* start *

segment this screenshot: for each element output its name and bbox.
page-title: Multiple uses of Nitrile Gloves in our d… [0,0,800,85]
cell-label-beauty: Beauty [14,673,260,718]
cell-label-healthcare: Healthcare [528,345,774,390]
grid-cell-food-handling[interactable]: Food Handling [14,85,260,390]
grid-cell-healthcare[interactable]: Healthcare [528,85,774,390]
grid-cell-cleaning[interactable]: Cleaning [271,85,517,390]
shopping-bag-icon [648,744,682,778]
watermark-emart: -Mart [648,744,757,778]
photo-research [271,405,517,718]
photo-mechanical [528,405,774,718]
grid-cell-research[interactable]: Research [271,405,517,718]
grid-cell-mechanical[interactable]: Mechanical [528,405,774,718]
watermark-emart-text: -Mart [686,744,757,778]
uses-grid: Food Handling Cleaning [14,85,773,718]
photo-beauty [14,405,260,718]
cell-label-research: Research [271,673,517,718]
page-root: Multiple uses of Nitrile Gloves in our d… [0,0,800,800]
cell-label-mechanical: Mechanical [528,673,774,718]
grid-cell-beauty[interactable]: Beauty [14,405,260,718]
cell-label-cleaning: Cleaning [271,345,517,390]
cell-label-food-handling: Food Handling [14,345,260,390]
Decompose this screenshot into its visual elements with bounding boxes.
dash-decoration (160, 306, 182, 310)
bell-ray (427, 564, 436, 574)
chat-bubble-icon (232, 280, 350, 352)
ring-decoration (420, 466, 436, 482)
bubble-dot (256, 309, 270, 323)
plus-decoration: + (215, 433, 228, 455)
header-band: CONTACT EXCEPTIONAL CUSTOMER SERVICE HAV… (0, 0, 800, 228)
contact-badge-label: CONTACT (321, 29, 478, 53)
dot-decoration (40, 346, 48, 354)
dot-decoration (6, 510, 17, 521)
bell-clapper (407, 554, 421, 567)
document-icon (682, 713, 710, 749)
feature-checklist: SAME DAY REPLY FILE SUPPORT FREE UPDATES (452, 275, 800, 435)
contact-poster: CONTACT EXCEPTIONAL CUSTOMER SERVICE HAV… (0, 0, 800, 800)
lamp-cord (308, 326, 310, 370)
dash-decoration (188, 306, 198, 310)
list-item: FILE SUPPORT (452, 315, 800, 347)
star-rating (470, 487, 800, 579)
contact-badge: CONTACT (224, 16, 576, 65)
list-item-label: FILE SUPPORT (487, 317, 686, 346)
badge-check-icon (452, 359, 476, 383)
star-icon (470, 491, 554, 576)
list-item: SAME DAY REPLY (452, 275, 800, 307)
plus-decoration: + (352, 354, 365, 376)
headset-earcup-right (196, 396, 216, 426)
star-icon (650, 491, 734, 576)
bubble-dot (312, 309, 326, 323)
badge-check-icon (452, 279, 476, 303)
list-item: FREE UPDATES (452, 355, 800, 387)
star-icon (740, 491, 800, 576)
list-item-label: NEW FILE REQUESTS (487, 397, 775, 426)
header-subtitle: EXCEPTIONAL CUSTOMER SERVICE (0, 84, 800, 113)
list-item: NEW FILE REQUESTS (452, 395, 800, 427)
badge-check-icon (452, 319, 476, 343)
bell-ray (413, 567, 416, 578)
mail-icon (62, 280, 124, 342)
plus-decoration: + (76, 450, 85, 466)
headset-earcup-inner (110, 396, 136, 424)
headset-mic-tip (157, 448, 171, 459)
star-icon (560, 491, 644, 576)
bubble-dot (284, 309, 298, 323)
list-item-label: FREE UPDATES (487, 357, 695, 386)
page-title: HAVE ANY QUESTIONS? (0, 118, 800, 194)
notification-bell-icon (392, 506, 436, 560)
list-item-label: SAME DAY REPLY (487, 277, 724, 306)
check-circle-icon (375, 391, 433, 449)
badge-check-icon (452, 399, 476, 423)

* end *

*EXERCISE AIM:*
Copy out every item above, substituting "star-glyph" for each occurrence of "star-icon" and leaving everything else unchanged.

*THE COMPLETED TASK:*
segment this screenshot: for each element output its name and bbox.
page-title: Multiple uses of Nitrile Gloves in our d… [0,0,800,85]
cell-label-beauty: Beauty [14,673,260,718]
cell-label-healthcare: Healthcare [528,345,774,390]
grid-cell-food-handling[interactable]: Food Handling [14,85,260,390]
grid-cell-healthcare[interactable]: Healthcare [528,85,774,390]
grid-cell-cleaning[interactable]: Cleaning [271,85,517,390]
shopping-bag-icon [648,744,682,778]
watermark-emart: -Mart [648,744,757,778]
photo-research [271,405,517,718]
photo-mechanical [528,405,774,718]
grid-cell-research[interactable]: Research [271,405,517,718]
grid-cell-mechanical[interactable]: Mechanical [528,405,774,718]
watermark-emart-text: -Mart [686,744,757,778]
uses-grid: Food Handling Cleaning [14,85,773,718]
photo-beauty [14,405,260,718]
cell-label-research: Research [271,673,517,718]
page-root: Multiple uses of Nitrile Gloves in our d… [0,0,800,800]
cell-label-mechanical: Mechanical [528,673,774,718]
grid-cell-beauty[interactable]: Beauty [14,405,260,718]
cell-label-cleaning: Cleaning [271,345,517,390]
cell-label-food-handling: Food Handling [14,345,260,390]
Decompose this screenshot into its visual elements with bounding boxes.
dash-decoration (160, 306, 182, 310)
bell-ray (427, 564, 436, 574)
chat-bubble-icon (232, 280, 350, 352)
ring-decoration (420, 466, 436, 482)
bubble-dot (256, 309, 270, 323)
plus-decoration: + (215, 433, 228, 455)
header-band: CONTACT EXCEPTIONAL CUSTOMER SERVICE HAV… (0, 0, 800, 228)
contact-badge-label: CONTACT (321, 29, 478, 53)
dot-decoration (40, 346, 48, 354)
dot-decoration (6, 510, 17, 521)
bell-clapper (407, 554, 421, 567)
document-icon (682, 713, 710, 749)
feature-checklist: SAME DAY REPLY FILE SUPPORT FREE UPDATES (452, 275, 800, 435)
contact-poster: CONTACT EXCEPTIONAL CUSTOMER SERVICE HAV… (0, 0, 800, 800)
lamp-cord (308, 326, 310, 370)
dash-decoration (188, 306, 198, 310)
list-item: FILE SUPPORT (452, 315, 800, 347)
star-rating (470, 487, 800, 579)
contact-badge: CONTACT (224, 16, 576, 65)
list-item-label: FILE SUPPORT (487, 317, 686, 346)
badge-check-icon (452, 359, 476, 383)
star-glyph (470, 491, 554, 576)
list-item: SAME DAY REPLY (452, 275, 800, 307)
plus-decoration: + (352, 354, 365, 376)
headset-earcup-right (196, 396, 216, 426)
star-glyph (650, 491, 734, 576)
bubble-dot (312, 309, 326, 323)
badge-check-icon (452, 279, 476, 303)
list-item: FREE UPDATES (452, 355, 800, 387)
star-glyph (740, 491, 800, 576)
list-item-label: NEW FILE REQUESTS (487, 397, 775, 426)
header-subtitle: EXCEPTIONAL CUSTOMER SERVICE (0, 84, 800, 113)
list-item: NEW FILE REQUESTS (452, 395, 800, 427)
badge-check-icon (452, 319, 476, 343)
bell-ray (413, 567, 416, 578)
mail-icon (62, 280, 124, 342)
plus-decoration: + (76, 450, 85, 466)
headset-earcup-inner (110, 396, 136, 424)
headset-mic-tip (157, 448, 171, 459)
star-glyph (560, 491, 644, 576)
bubble-dot (284, 309, 298, 323)
list-item-label: FREE UPDATES (487, 357, 695, 386)
page-title: HAVE ANY QUESTIONS? (0, 118, 800, 194)
notification-bell-icon (392, 506, 436, 560)
list-item-label: SAME DAY REPLY (487, 277, 724, 306)
check-circle-icon (375, 391, 433, 449)
badge-check-icon (452, 399, 476, 423)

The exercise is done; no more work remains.